— START OF SUPPLIED DATA —

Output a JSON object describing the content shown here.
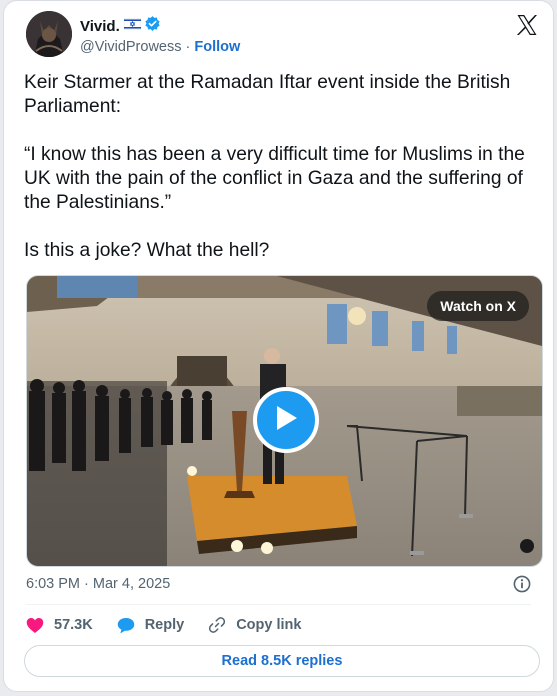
{
  "author": {
    "name": "Vivid.",
    "flag_icon": "israel-flag-icon",
    "verified_icon": "verified-badge-icon",
    "handle": "@VividProwess",
    "separator": "·",
    "follow_label": "Follow"
  },
  "platform_logo": "x-logo-icon",
  "tweet": {
    "line1": "Keir Starmer at the Ramadan Iftar event inside the British Parliament:",
    "line2": "“I know this has been a very difficult time for Muslims in the UK with the pain of the conflict in Gaza and the suffering of the Palestinians.”",
    "line3": "Is this a joke? What the hell?"
  },
  "media": {
    "watch_label": "Watch on X",
    "play_icon": "play-icon"
  },
  "meta": {
    "timestamp": "6:03 PM · Mar 4, 2025",
    "info_icon": "info-icon"
  },
  "actions": {
    "likes": "57.3K",
    "reply_label": "Reply",
    "copy_label": "Copy link"
  },
  "read_replies_label": "Read 8.5K replies",
  "colors": {
    "accent": "#1d9bf0",
    "link": "#1d6fd0",
    "like": "#f91880",
    "muted": "#536471",
    "text": "#0f1419"
  }
}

— END OF SUPPLIED DATA —

## TASK DETAILS
Copy the material above exactly and drop the pictures.

## ANSWER TO THE EXERCISE
Output a JSON object describing the content shown here.
{
  "author": {
    "name": "Vivid.",
    "flag_icon": "israel-flag-icon",
    "verified_icon": "verified-badge-icon",
    "handle": "@VividProwess",
    "separator": "·",
    "follow_label": "Follow"
  },
  "platform_logo": "x-logo-icon",
  "tweet": {
    "line1": "Keir Starmer at the Ramadan Iftar event inside the British Parliament:",
    "line2": "“I know this has been a very difficult time for Muslims in the UK with the pain of the conflict in Gaza and the suffering of the Palestinians.”",
    "line3": "Is this a joke? What the hell?"
  },
  "media": {
    "watch_label": "Watch on X",
    "play_icon": "play-icon"
  },
  "meta": {
    "timestamp": "6:03 PM · Mar 4, 2025",
    "info_icon": "info-icon"
  },
  "actions": {
    "likes": "57.3K",
    "reply_label": "Reply",
    "copy_label": "Copy link"
  },
  "read_replies_label": "Read 8.5K replies",
  "colors": {
    "accent": "#1d9bf0",
    "link": "#1d6fd0",
    "like": "#f91880",
    "muted": "#536471",
    "text": "#0f1419"
  }
}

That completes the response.